PROBLEM DESCRIPTION :: Exactly reproduce all the records, keeping pictures out of the copy.

(Data entries for graphics)
-*-*-
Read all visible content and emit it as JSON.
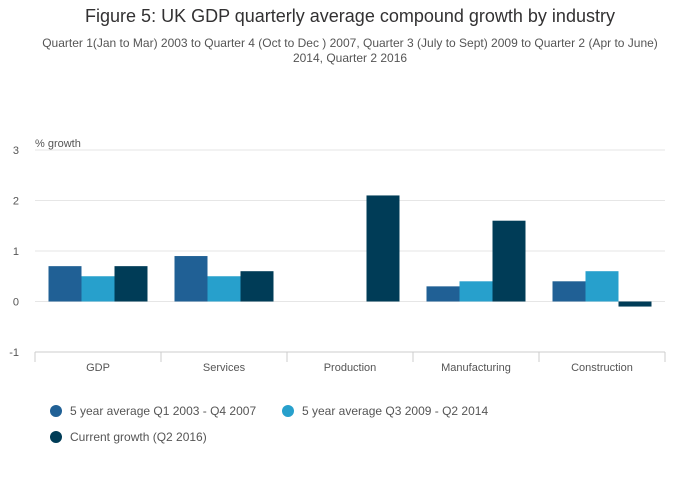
{
  "title": "Figure 5: UK GDP quarterly average compound growth by industry",
  "subtitle": "Quarter 1(Jan to Mar) 2003 to Quarter 4 (Oct to Dec ) 2007, Quarter 3 (July to Sept) 2009 to Quarter 2 (Apr to June) 2014, Quarter 2 2016",
  "chart_data": {
    "type": "bar",
    "title": "Figure 5: UK GDP quarterly average compound growth by industry",
    "ylabel": "% growth",
    "xlabel": "",
    "ylim": [
      -1,
      3
    ],
    "yticks": [
      -1,
      0,
      1,
      2,
      3
    ],
    "grid": true,
    "legend_position": "bottom",
    "categories": [
      "GDP",
      "Services",
      "Production",
      "Manufacturing",
      "Construction"
    ],
    "series": [
      {
        "name": "5 year average Q1 2003 - Q4 2007",
        "color": "#206095",
        "values": [
          0.7,
          0.9,
          0.0,
          0.3,
          0.4
        ]
      },
      {
        "name": "5 year average Q3 2009 - Q2 2014",
        "color": "#27a0cc",
        "values": [
          0.5,
          0.5,
          0.0,
          0.4,
          0.6
        ]
      },
      {
        "name": "Current growth (Q2 2016)",
        "color": "#003c57",
        "values": [
          0.7,
          0.6,
          2.1,
          1.6,
          -0.1
        ]
      }
    ]
  }
}
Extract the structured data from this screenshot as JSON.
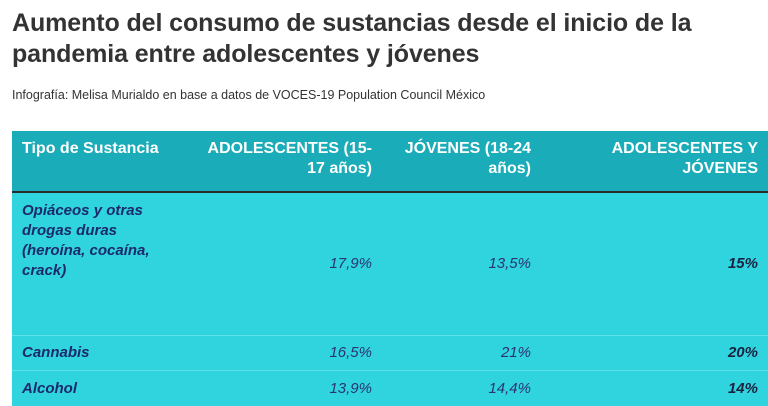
{
  "header": {
    "title": "Aumento del consumo de sustancias desde el inicio de la pandemia entre adolescentes y jóvenes",
    "subtitle": "Infografía: Melisa Murialdo en base a datos de VOCES-19 Population Council México"
  },
  "colors": {
    "header_bg": "#1aacb8",
    "body_bg": "#2fd4de",
    "body_text": "#1b2a6b"
  },
  "chart_data": {
    "type": "table",
    "title": "Aumento del consumo de sustancias desde el inicio de la pandemia entre adolescentes y jóvenes",
    "columns": [
      "Tipo de Sustancia",
      "ADOLESCENTES (15-17 años)",
      "JÓVENES (18-24 años)",
      "ADOLESCENTES Y JÓVENES"
    ],
    "rows": [
      {
        "sustancia": "Opiáceos y otras drogas duras (heroína, cocaína, crack)",
        "adolescentes": "17,9%",
        "jovenes": "13,5%",
        "ambos": "15%"
      },
      {
        "sustancia": "Cannabis",
        "adolescentes": "16,5%",
        "jovenes": "21%",
        "ambos": "20%"
      },
      {
        "sustancia": "Alcohol",
        "adolescentes": "13,9%",
        "jovenes": "14,4%",
        "ambos": "14%"
      }
    ]
  }
}
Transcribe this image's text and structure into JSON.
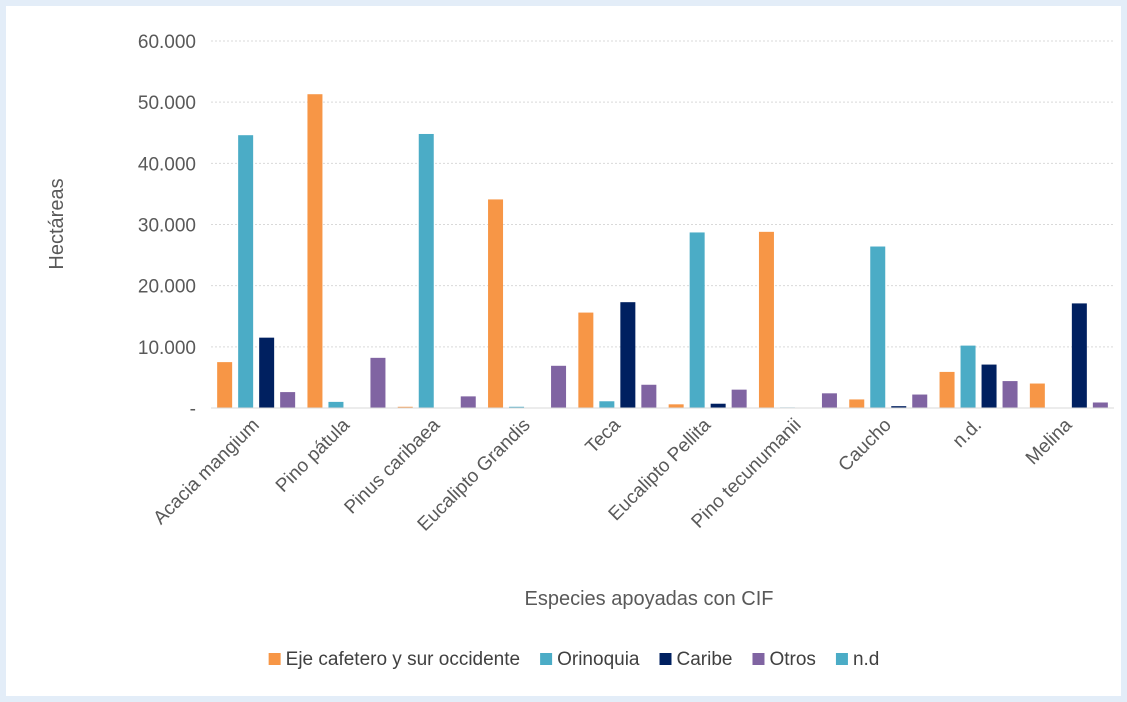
{
  "chart_data": {
    "type": "bar",
    "title": "",
    "xlabel": "Especies apoyadas con CIF",
    "ylabel": "Hectáreas",
    "ylim": [
      0,
      60000
    ],
    "yticks": [
      {
        "value": 0,
        "label": "-"
      },
      {
        "value": 10000,
        "label": "10.000"
      },
      {
        "value": 20000,
        "label": "20.000"
      },
      {
        "value": 30000,
        "label": "30.000"
      },
      {
        "value": 40000,
        "label": "40.000"
      },
      {
        "value": 50000,
        "label": "50.000"
      },
      {
        "value": 60000,
        "label": "60.000"
      }
    ],
    "grid": true,
    "legend_position": "bottom",
    "categories": [
      "Acacia mangium",
      "Pino pátula",
      "Pinus caribaea",
      "Eucalipto Grandis",
      "Teca",
      "Eucalipto Pellita",
      "Pino tecunumanii",
      "Caucho",
      "n.d.",
      "Melina"
    ],
    "series": [
      {
        "name": "Eje cafetero y sur occidente",
        "color": "#f79646",
        "values": [
          7500,
          51300,
          200,
          34100,
          15600,
          600,
          28800,
          1400,
          5900,
          4000
        ]
      },
      {
        "name": "Orinoquia",
        "color": "#4bacc6",
        "values": [
          44600,
          1000,
          44800,
          200,
          1100,
          28700,
          100,
          26400,
          10200,
          0
        ]
      },
      {
        "name": "Caribe",
        "color": "#002060",
        "values": [
          11500,
          0,
          0,
          0,
          17300,
          700,
          0,
          300,
          7100,
          17100
        ]
      },
      {
        "name": "Otros",
        "color": "#8064a2",
        "values": [
          2600,
          8200,
          1900,
          6900,
          3800,
          3000,
          2400,
          2200,
          4400,
          900
        ]
      },
      {
        "name": "n.d",
        "color": "#4bacc6",
        "values": [
          0,
          0,
          0,
          0,
          0,
          0,
          0,
          0,
          0,
          0
        ]
      }
    ]
  }
}
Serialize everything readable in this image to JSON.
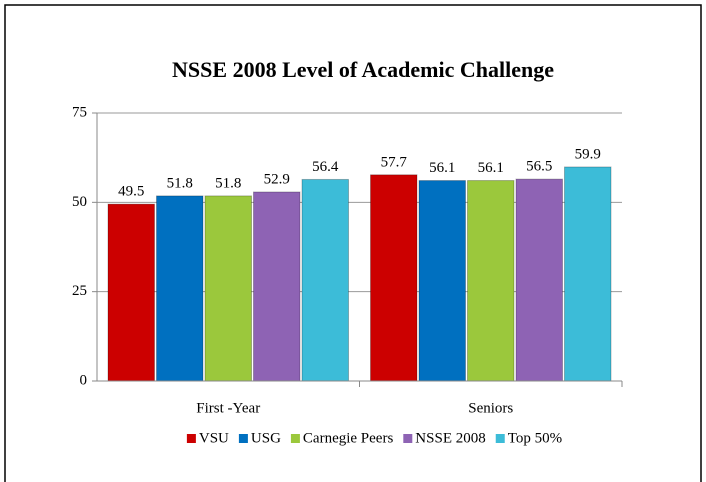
{
  "chart_data": {
    "type": "bar",
    "title": "NSSE 2008 Level of Academic Challenge",
    "categories": [
      "First -Year",
      "Seniors"
    ],
    "series": [
      {
        "name": "VSU",
        "color": "#cc0000",
        "values": [
          49.5,
          57.7
        ]
      },
      {
        "name": "USG",
        "color": "#0070c0",
        "values": [
          51.8,
          56.1
        ]
      },
      {
        "name": "Carnegie Peers",
        "color": "#9bc83c",
        "values": [
          51.8,
          56.1
        ]
      },
      {
        "name": "NSSE 2008",
        "color": "#8e63b4",
        "values": [
          52.9,
          56.5
        ]
      },
      {
        "name": "Top 50%",
        "color": "#3cbcd8",
        "values": [
          56.4,
          59.9
        ]
      }
    ],
    "ylim": [
      0,
      75
    ],
    "yticks": [
      0,
      25,
      50,
      75
    ],
    "grid": true,
    "legend": "bottom"
  }
}
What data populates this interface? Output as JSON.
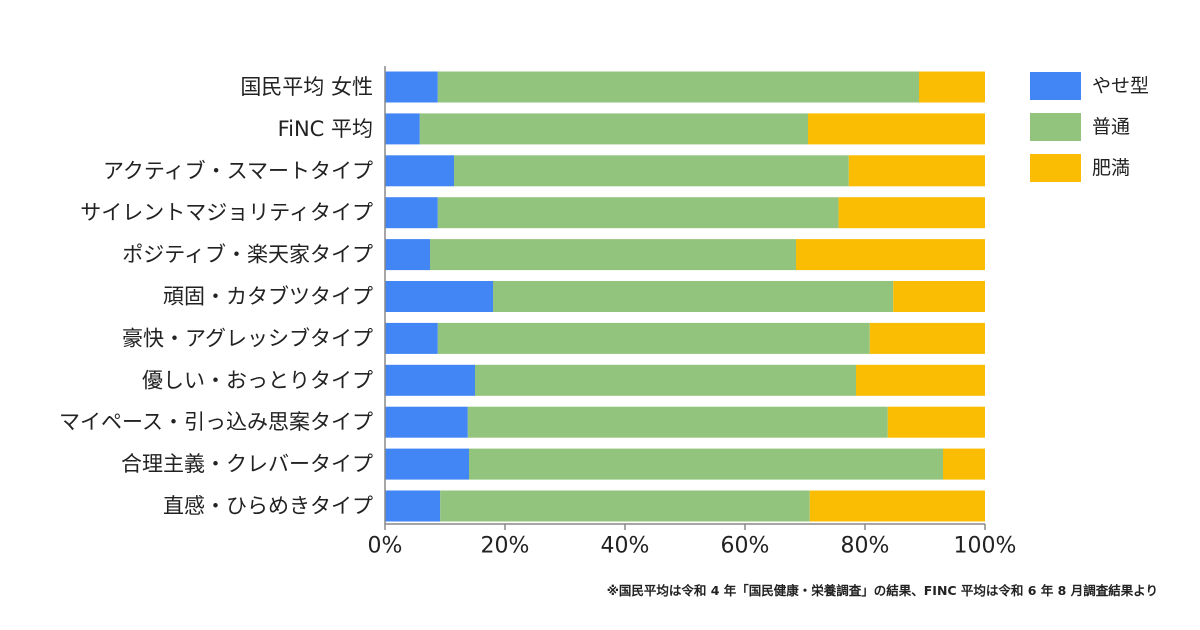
{
  "chart_data": {
    "type": "bar",
    "orientation": "horizontal",
    "stacked": true,
    "normalized": true,
    "categories": [
      "国民平均 女性",
      "FiNC 平均",
      "アクティブ・スマートタイプ",
      "サイレントマジョリティタイプ",
      "ポジティブ・楽天家タイプ",
      "頑固・カタブツタイプ",
      "豪快・アグレッシブタイプ",
      "優しい・おっとりタイプ",
      "マイペース・引っ込み思案タイプ",
      "合理主義・クレバータイプ",
      "直感・ひらめきタイプ"
    ],
    "series": [
      {
        "name": "やせ型",
        "color": "#4285f4",
        "values": [
          8.8,
          5.8,
          11.5,
          8.8,
          7.5,
          18.0,
          8.8,
          15.0,
          13.8,
          14.0,
          9.2
        ]
      },
      {
        "name": "普通",
        "color": "#93c47d",
        "values": [
          80.2,
          64.7,
          65.8,
          66.8,
          61.0,
          66.7,
          72.0,
          63.5,
          70.0,
          79.0,
          61.6
        ]
      },
      {
        "name": "肥満",
        "color": "#fbbc04",
        "values": [
          11.0,
          29.5,
          22.7,
          24.4,
          31.5,
          15.3,
          19.2,
          21.5,
          16.2,
          7.0,
          29.2
        ]
      }
    ],
    "xlim": [
      0,
      100
    ],
    "xticks": [
      "0%",
      "20%",
      "40%",
      "60%",
      "80%",
      "100%"
    ],
    "legend_position": "right-top",
    "grid": false
  },
  "footnote": "※国民平均は令和 4 年「国民健康・栄養調査」の結果、FINC 平均は令和 6 年 8 月調査結果より"
}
-*-*-
RESULT OF THIS TASK ::
Read all visible content and emit it as JSON.
{
  "title": "Figure 5: UK GDP quarterly average compound growth by industry",
  "subtitle": "Quarter 1(Jan to Mar) 2003 to Quarter 4 (Oct to Dec ) 2007, Quarter 3 (July to Sept) 2009 to Quarter 2 (Apr to June) 2014, Quarter 2 2016",
  "chart_data": {
    "type": "bar",
    "title": "Figure 5: UK GDP quarterly average compound growth by industry",
    "ylabel": "% growth",
    "xlabel": "",
    "ylim": [
      -1,
      3
    ],
    "yticks": [
      -1,
      0,
      1,
      2,
      3
    ],
    "grid": true,
    "legend_position": "bottom",
    "categories": [
      "GDP",
      "Services",
      "Production",
      "Manufacturing",
      "Construction"
    ],
    "series": [
      {
        "name": "5 year average Q1 2003 - Q4 2007",
        "color": "#206095",
        "values": [
          0.7,
          0.9,
          0.0,
          0.3,
          0.4
        ]
      },
      {
        "name": "5 year average Q3 2009 - Q2 2014",
        "color": "#27a0cc",
        "values": [
          0.5,
          0.5,
          0.0,
          0.4,
          0.6
        ]
      },
      {
        "name": "Current growth (Q2 2016)",
        "color": "#003c57",
        "values": [
          0.7,
          0.6,
          2.1,
          1.6,
          -0.1
        ]
      }
    ]
  }
}
Extract the structured data from this screenshot as JSON.
{
  "header": {
    "title": "Aumento del consumo de sustancias desde el inicio de la pandemia entre adolescentes y jóvenes",
    "subtitle": "Infografía: Melisa Murialdo en base a datos de VOCES-19 Population Council México"
  },
  "colors": {
    "header_bg": "#1aacb8",
    "body_bg": "#2fd4de",
    "body_text": "#1b2a6b"
  },
  "chart_data": {
    "type": "table",
    "title": "Aumento del consumo de sustancias desde el inicio de la pandemia entre adolescentes y jóvenes",
    "columns": [
      "Tipo de Sustancia",
      "ADOLESCENTES (15-17 años)",
      "JÓVENES (18-24 años)",
      "ADOLESCENTES Y JÓVENES"
    ],
    "rows": [
      {
        "sustancia": "Opiáceos y otras drogas duras (heroína, cocaína, crack)",
        "adolescentes": "17,9%",
        "jovenes": "13,5%",
        "ambos": "15%"
      },
      {
        "sustancia": "Cannabis",
        "adolescentes": "16,5%",
        "jovenes": "21%",
        "ambos": "20%"
      },
      {
        "sustancia": "Alcohol",
        "adolescentes": "13,9%",
        "jovenes": "14,4%",
        "ambos": "14%"
      }
    ]
  }
}
Transcribe this image's text and structure into JSON.
{
  "chart_data": {
    "type": "bar",
    "title": "",
    "xlabel": "Especies apoyadas con CIF",
    "ylabel": "Hectáreas",
    "ylim": [
      0,
      60000
    ],
    "yticks": [
      {
        "value": 0,
        "label": "-"
      },
      {
        "value": 10000,
        "label": "10.000"
      },
      {
        "value": 20000,
        "label": "20.000"
      },
      {
        "value": 30000,
        "label": "30.000"
      },
      {
        "value": 40000,
        "label": "40.000"
      },
      {
        "value": 50000,
        "label": "50.000"
      },
      {
        "value": 60000,
        "label": "60.000"
      }
    ],
    "grid": true,
    "legend_position": "bottom",
    "categories": [
      "Acacia mangium",
      "Pino pátula",
      "Pinus caribaea",
      "Eucalipto Grandis",
      "Teca",
      "Eucalipto Pellita",
      "Pino tecunumanii",
      "Caucho",
      "n.d.",
      "Melina"
    ],
    "series": [
      {
        "name": "Eje cafetero y sur occidente",
        "color": "#f79646",
        "values": [
          7500,
          51300,
          200,
          34100,
          15600,
          600,
          28800,
          1400,
          5900,
          4000
        ]
      },
      {
        "name": "Orinoquia",
        "color": "#4bacc6",
        "values": [
          44600,
          1000,
          44800,
          200,
          1100,
          28700,
          100,
          26400,
          10200,
          0
        ]
      },
      {
        "name": "Caribe",
        "color": "#002060",
        "values": [
          11500,
          0,
          0,
          0,
          17300,
          700,
          0,
          300,
          7100,
          17100
        ]
      },
      {
        "name": "Otros",
        "color": "#8064a2",
        "values": [
          2600,
          8200,
          1900,
          6900,
          3800,
          3000,
          2400,
          2200,
          4400,
          900
        ]
      },
      {
        "name": "n.d",
        "color": "#4bacc6",
        "values": [
          0,
          0,
          0,
          0,
          0,
          0,
          0,
          0,
          0,
          0
        ]
      }
    ]
  }
}
Serialize everything readable in this image to JSON.
{
  "chart_data": {
    "type": "bar",
    "title": "NSSE 2008 Level of Academic Challenge",
    "categories": [
      "First -Year",
      "Seniors"
    ],
    "series": [
      {
        "name": "VSU",
        "color": "#cc0000",
        "values": [
          49.5,
          57.7
        ]
      },
      {
        "name": "USG",
        "color": "#0070c0",
        "values": [
          51.8,
          56.1
        ]
      },
      {
        "name": "Carnegie Peers",
        "color": "#9bc83c",
        "values": [
          51.8,
          56.1
        ]
      },
      {
        "name": "NSSE 2008",
        "color": "#8e63b4",
        "values": [
          52.9,
          56.5
        ]
      },
      {
        "name": "Top 50%",
        "color": "#3cbcd8",
        "values": [
          56.4,
          59.9
        ]
      }
    ],
    "ylim": [
      0,
      75
    ],
    "yticks": [
      0,
      25,
      50,
      75
    ],
    "grid": true,
    "legend": "bottom"
  }
}
What data populates this interface? Output as JSON.
{
  "chart_data": {
    "type": "bar",
    "orientation": "horizontal",
    "stacked": true,
    "normalized": true,
    "categories": [
      "国民平均 女性",
      "FiNC 平均",
      "アクティブ・スマートタイプ",
      "サイレントマジョリティタイプ",
      "ポジティブ・楽天家タイプ",
      "頑固・カタブツタイプ",
      "豪快・アグレッシブタイプ",
      "優しい・おっとりタイプ",
      "マイペース・引っ込み思案タイプ",
      "合理主義・クレバータイプ",
      "直感・ひらめきタイプ"
    ],
    "series": [
      {
        "name": "やせ型",
        "color": "#4285f4",
        "values": [
          8.8,
          5.8,
          11.5,
          8.8,
          7.5,
          18.0,
          8.8,
          15.0,
          13.8,
          14.0,
          9.2
        ]
      },
      {
        "name": "普通",
        "color": "#93c47d",
        "values": [
          80.2,
          64.7,
          65.8,
          66.8,
          61.0,
          66.7,
          72.0,
          63.5,
          70.0,
          79.0,
          61.6
        ]
      },
      {
        "name": "肥満",
        "color": "#fbbc04",
        "values": [
          11.0,
          29.5,
          22.7,
          24.4,
          31.5,
          15.3,
          19.2,
          21.5,
          16.2,
          7.0,
          29.2
        ]
      }
    ],
    "xlim": [
      0,
      100
    ],
    "xticks": [
      "0%",
      "20%",
      "40%",
      "60%",
      "80%",
      "100%"
    ],
    "legend_position": "right-top",
    "grid": false
  },
  "footnote": "※国民平均は令和 4 年「国民健康・栄養調査」の結果、FINC 平均は令和 6 年 8 月調査結果より"
}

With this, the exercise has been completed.